CHALLENGE.
Draw out every line with the word "image" from the listing below.

MATERIAL PROVIDED.
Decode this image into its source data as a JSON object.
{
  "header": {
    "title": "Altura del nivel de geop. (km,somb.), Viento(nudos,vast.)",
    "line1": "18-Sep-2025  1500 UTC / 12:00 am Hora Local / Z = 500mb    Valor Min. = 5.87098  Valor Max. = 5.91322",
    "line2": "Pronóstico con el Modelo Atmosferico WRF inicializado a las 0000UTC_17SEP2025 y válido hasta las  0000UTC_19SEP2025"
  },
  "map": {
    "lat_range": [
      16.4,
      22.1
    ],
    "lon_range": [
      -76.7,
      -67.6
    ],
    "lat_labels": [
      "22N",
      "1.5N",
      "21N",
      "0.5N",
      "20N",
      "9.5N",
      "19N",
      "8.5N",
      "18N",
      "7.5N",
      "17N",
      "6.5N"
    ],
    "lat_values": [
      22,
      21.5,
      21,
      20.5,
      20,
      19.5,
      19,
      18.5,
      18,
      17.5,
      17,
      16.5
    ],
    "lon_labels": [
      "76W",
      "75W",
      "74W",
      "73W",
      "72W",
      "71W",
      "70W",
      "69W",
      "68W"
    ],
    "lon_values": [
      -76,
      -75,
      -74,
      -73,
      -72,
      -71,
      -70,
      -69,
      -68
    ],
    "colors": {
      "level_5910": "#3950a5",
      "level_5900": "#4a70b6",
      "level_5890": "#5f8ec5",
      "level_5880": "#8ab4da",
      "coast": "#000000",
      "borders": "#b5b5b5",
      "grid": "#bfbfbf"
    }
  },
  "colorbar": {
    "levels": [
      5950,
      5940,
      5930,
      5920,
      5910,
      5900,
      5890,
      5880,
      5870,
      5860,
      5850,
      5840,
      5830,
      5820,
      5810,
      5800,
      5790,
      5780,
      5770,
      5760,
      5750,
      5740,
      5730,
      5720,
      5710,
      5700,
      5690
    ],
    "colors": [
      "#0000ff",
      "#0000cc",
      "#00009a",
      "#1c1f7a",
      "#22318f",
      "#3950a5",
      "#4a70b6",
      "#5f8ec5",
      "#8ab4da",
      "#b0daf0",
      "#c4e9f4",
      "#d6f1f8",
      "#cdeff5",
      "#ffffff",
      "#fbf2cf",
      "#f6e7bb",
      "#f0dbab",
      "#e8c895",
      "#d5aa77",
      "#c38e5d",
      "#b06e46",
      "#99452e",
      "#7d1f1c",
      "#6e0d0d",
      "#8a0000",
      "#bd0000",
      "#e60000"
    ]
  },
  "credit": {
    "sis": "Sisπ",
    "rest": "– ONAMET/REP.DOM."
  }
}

==

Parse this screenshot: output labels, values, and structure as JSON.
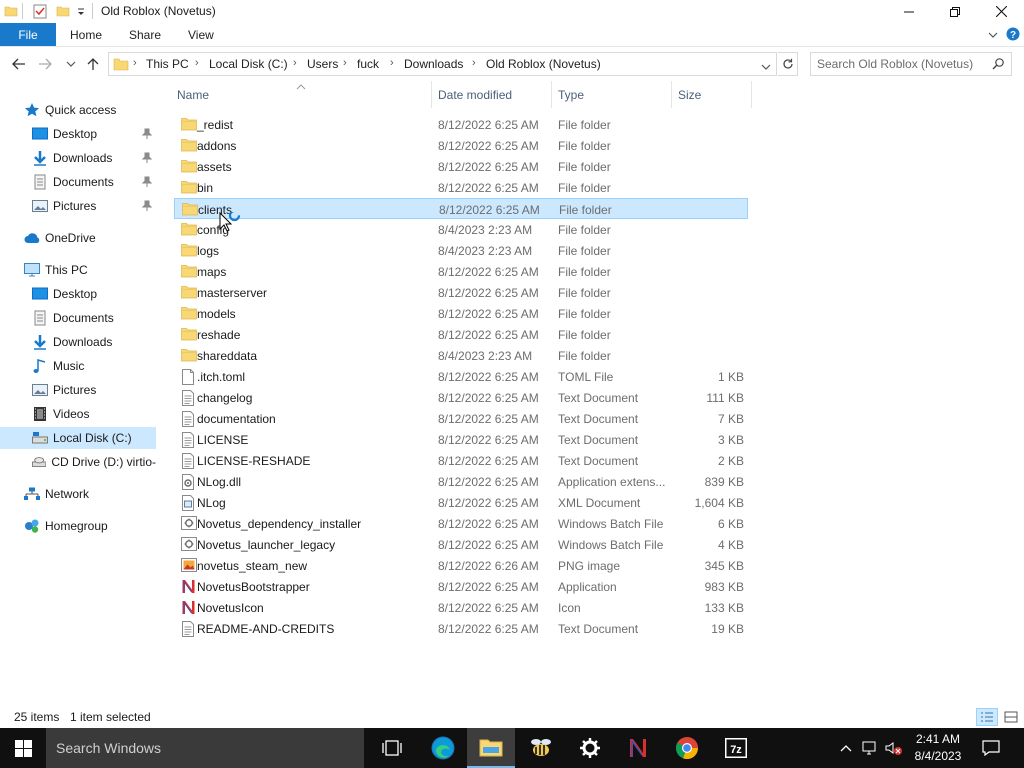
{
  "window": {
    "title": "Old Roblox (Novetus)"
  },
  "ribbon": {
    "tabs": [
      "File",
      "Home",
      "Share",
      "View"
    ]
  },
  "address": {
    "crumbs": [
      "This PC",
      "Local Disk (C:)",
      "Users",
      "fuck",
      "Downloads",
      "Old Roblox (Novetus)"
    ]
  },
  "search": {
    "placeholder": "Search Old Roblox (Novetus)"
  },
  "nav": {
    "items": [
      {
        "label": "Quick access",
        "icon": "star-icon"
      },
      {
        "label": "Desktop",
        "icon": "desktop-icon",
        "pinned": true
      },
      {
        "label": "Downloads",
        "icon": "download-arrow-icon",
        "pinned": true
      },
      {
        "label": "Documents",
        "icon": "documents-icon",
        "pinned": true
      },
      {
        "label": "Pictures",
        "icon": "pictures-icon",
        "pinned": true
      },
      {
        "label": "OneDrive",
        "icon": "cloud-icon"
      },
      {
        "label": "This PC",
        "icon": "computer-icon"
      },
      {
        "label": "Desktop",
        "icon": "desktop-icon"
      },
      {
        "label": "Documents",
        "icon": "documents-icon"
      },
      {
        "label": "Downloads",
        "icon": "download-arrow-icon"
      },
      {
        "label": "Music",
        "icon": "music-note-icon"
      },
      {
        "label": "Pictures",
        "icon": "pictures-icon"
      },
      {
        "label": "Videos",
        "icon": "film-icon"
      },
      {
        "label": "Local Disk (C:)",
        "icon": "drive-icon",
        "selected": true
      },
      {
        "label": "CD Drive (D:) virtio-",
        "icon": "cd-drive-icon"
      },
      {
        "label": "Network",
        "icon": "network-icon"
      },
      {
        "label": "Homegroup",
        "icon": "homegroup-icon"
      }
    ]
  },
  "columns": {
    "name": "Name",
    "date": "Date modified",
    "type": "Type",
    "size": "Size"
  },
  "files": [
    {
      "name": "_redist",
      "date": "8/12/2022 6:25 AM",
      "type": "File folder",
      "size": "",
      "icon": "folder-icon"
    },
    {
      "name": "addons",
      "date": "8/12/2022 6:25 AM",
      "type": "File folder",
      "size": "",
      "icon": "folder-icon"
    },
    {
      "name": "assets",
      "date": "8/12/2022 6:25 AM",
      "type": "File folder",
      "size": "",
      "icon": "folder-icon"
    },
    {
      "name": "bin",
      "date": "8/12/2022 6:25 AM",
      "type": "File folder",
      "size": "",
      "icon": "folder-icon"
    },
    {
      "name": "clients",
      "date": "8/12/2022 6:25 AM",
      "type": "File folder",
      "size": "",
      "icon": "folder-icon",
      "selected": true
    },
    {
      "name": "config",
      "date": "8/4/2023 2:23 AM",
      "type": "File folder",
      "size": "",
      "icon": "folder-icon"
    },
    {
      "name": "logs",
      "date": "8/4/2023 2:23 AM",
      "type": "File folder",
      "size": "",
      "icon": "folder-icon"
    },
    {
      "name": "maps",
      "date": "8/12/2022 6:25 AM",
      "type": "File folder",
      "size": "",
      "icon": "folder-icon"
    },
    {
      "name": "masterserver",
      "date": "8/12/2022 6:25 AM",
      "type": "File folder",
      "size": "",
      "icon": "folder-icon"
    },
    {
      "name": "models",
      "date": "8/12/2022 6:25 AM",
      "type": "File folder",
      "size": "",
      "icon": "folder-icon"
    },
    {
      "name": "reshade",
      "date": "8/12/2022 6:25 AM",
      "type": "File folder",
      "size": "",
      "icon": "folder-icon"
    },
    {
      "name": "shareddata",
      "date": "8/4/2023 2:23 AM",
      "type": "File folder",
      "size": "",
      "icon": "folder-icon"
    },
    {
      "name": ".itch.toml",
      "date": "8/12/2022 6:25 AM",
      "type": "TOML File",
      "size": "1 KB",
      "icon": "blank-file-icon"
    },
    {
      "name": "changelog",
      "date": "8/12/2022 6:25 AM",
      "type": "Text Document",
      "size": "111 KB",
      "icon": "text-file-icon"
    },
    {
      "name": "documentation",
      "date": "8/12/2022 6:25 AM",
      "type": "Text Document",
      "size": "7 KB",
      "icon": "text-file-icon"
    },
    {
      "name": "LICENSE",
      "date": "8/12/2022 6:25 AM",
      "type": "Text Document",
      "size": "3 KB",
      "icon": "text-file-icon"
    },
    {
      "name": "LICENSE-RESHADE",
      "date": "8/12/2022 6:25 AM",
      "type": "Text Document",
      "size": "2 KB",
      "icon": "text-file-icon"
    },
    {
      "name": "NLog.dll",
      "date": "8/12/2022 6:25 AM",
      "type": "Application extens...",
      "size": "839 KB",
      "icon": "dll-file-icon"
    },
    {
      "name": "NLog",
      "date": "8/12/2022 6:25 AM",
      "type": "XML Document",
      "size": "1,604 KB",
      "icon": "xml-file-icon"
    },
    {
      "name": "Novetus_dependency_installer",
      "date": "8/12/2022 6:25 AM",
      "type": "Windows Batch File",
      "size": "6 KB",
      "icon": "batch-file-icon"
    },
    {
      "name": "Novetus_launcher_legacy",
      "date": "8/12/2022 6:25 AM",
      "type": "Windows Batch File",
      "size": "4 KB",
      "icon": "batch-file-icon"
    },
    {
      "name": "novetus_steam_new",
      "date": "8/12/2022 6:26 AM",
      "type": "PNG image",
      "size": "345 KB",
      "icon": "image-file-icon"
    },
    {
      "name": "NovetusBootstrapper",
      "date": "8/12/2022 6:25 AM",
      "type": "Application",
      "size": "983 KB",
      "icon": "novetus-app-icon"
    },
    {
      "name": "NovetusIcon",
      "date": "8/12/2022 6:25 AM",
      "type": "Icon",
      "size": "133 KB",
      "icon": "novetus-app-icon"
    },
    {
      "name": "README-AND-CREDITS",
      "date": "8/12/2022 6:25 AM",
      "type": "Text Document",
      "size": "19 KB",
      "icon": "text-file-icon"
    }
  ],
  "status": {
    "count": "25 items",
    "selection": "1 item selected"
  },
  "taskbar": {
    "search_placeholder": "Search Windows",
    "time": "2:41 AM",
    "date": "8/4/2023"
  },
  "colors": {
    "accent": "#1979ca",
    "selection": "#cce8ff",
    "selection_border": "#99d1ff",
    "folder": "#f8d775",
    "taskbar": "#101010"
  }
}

CORRECT ANSWER.
Decode this image into its source data as a JSON object.
      "type": "PNG image",
      "icon": "image-file-icon"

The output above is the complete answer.